──────── Listed records ────────
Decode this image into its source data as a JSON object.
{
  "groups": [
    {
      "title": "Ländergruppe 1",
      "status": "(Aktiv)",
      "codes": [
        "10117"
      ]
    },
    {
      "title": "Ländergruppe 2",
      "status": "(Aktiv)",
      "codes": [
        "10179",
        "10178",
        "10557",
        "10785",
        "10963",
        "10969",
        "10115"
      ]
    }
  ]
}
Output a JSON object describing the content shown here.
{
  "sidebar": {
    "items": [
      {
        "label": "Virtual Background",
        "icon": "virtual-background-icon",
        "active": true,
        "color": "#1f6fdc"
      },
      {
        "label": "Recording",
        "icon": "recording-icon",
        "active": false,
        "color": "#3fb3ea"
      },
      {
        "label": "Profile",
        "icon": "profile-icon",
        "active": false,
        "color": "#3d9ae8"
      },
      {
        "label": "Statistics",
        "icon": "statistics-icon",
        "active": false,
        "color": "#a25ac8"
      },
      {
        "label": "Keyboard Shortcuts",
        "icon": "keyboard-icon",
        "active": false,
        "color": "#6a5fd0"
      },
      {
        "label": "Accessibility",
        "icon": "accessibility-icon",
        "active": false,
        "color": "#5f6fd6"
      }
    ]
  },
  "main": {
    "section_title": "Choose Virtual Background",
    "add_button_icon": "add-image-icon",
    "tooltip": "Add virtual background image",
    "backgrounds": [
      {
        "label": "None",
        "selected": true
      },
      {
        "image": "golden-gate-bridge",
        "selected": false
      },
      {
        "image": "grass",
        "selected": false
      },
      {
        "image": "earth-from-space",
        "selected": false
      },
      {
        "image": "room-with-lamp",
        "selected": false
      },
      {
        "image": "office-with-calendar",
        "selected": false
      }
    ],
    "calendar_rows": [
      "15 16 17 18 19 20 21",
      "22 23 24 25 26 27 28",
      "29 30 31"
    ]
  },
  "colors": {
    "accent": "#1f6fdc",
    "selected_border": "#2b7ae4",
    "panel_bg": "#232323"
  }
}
────────
──────── Listed records ────────
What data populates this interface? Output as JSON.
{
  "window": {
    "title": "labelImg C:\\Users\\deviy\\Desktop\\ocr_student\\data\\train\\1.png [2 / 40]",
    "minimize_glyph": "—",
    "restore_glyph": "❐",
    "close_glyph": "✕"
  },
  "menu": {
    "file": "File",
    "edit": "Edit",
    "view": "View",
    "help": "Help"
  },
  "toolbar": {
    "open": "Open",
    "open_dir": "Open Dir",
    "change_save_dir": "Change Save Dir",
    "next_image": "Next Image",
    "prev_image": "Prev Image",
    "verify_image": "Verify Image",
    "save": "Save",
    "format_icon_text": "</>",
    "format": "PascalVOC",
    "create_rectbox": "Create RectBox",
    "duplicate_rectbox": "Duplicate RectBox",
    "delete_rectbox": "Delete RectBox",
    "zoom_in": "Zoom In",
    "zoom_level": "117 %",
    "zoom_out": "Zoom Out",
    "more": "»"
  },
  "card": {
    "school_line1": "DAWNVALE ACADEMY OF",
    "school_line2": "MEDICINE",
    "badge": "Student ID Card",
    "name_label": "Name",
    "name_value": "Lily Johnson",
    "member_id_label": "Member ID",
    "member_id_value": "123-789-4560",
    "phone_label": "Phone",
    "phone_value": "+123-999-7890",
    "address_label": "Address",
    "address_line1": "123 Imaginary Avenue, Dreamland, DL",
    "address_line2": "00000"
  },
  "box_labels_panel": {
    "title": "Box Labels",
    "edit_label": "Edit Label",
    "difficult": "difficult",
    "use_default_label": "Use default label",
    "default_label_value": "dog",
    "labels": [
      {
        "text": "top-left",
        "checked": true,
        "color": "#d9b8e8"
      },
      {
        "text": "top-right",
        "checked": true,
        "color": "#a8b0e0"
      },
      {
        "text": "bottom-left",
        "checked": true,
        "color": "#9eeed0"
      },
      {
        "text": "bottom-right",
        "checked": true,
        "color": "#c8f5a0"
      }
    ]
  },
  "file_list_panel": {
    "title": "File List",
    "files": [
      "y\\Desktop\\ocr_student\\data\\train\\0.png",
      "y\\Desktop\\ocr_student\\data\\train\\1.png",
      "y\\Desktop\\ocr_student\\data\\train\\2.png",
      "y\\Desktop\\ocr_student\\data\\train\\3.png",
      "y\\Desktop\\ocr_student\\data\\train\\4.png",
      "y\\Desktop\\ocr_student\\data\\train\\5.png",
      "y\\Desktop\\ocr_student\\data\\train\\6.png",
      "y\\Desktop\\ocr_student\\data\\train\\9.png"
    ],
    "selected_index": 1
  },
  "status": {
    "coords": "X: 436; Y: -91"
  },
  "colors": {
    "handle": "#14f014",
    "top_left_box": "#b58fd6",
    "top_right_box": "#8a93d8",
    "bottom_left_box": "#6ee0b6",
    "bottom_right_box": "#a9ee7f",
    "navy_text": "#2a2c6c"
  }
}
────────
──────── Listed records ────────
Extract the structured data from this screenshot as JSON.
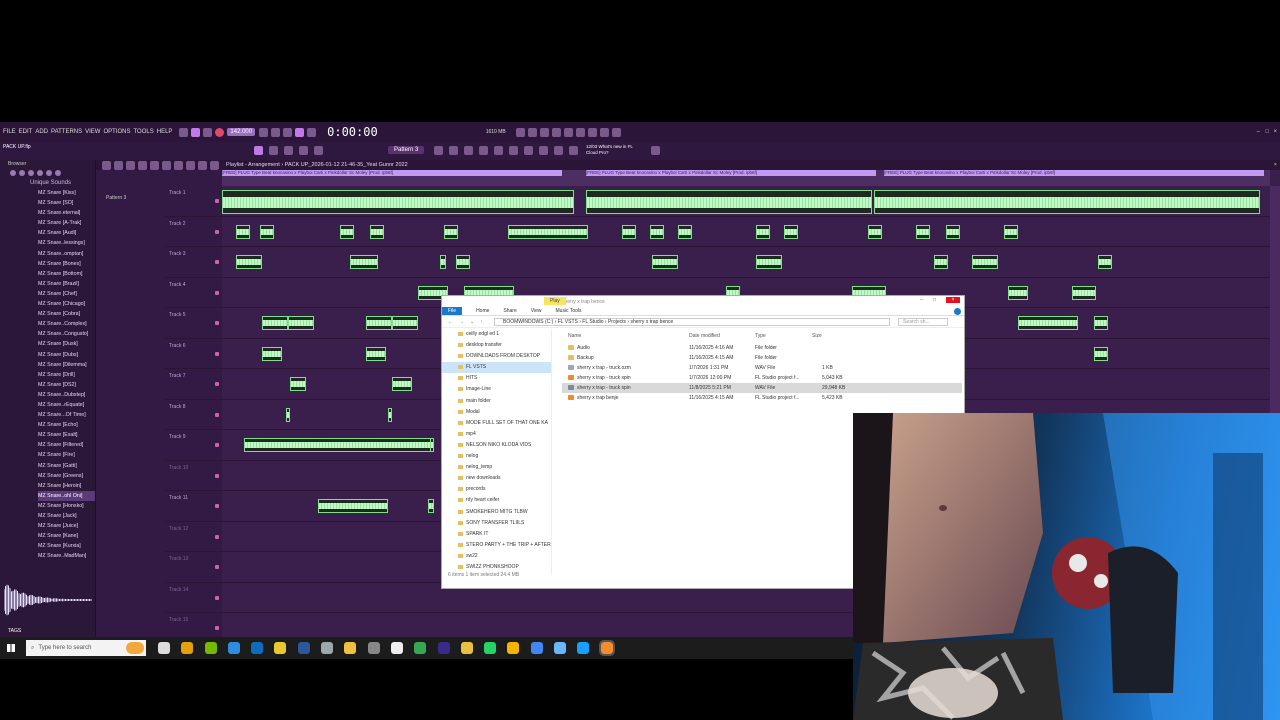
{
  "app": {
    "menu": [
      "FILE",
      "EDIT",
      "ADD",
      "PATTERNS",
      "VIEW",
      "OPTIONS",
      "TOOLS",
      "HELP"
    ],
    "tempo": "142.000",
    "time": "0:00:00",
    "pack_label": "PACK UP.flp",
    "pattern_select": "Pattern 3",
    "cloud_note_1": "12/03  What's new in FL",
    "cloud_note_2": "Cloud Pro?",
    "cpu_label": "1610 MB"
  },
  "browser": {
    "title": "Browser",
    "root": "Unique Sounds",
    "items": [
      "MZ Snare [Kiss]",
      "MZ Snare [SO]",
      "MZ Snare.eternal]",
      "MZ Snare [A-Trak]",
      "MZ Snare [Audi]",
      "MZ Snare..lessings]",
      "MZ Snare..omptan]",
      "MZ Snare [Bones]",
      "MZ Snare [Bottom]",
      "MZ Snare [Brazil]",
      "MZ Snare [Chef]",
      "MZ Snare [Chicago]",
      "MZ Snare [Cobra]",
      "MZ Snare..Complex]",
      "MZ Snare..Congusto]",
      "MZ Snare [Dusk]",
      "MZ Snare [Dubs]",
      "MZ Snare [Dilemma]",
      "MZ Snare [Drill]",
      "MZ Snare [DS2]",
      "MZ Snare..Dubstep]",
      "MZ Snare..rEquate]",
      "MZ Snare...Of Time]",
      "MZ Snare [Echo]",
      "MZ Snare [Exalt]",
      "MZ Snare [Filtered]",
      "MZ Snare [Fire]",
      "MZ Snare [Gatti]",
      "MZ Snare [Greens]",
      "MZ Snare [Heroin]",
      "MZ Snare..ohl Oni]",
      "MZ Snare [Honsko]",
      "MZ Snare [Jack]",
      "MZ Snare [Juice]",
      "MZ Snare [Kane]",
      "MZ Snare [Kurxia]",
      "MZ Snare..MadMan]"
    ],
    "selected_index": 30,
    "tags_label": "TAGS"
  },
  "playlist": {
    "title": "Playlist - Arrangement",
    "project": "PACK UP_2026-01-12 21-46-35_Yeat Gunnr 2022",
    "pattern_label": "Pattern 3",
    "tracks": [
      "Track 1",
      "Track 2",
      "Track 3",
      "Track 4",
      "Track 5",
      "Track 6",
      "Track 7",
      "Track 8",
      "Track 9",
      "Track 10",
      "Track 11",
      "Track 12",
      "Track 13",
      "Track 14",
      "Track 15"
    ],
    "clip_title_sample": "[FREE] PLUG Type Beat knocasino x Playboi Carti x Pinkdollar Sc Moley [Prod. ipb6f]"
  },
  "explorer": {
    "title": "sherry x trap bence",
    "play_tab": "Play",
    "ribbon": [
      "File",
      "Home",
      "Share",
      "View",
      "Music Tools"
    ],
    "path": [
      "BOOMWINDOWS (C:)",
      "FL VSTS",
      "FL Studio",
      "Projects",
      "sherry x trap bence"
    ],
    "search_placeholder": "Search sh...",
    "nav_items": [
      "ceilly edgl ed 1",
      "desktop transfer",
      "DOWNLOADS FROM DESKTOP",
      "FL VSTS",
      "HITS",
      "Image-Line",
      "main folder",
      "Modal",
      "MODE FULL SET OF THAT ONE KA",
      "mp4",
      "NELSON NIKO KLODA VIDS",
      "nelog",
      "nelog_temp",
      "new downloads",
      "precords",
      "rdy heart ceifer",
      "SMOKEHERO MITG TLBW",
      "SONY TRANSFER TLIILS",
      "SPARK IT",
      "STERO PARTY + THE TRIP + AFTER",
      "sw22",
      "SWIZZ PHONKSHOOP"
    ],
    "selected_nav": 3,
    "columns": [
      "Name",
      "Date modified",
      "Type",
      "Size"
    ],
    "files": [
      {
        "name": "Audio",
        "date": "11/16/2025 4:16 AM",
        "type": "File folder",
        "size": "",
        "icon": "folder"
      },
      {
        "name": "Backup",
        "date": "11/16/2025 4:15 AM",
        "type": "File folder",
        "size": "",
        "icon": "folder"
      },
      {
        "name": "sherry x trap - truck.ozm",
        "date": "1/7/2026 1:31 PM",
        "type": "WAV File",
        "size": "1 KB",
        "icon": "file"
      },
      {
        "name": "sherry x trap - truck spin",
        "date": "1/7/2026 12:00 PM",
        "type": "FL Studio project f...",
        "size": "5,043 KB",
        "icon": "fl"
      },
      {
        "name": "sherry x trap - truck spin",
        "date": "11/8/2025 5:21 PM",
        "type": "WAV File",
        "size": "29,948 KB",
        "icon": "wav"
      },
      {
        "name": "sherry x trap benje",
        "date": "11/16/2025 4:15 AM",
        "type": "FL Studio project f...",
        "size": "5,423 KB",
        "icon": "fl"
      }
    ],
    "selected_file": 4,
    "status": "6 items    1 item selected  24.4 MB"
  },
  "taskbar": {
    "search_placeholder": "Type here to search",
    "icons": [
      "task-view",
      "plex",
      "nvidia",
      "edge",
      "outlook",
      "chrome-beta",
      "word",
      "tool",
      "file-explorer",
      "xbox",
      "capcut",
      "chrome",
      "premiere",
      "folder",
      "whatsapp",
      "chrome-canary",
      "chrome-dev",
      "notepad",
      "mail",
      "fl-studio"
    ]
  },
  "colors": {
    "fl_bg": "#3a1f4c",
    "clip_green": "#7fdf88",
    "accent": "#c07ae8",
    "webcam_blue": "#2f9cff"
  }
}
────────
▶ _Short problem_:
Identify every line where the string "bence" appears.

▶ _Exercise answer_:
    "title": "sherry x trap bence",
      "sherry x trap bence"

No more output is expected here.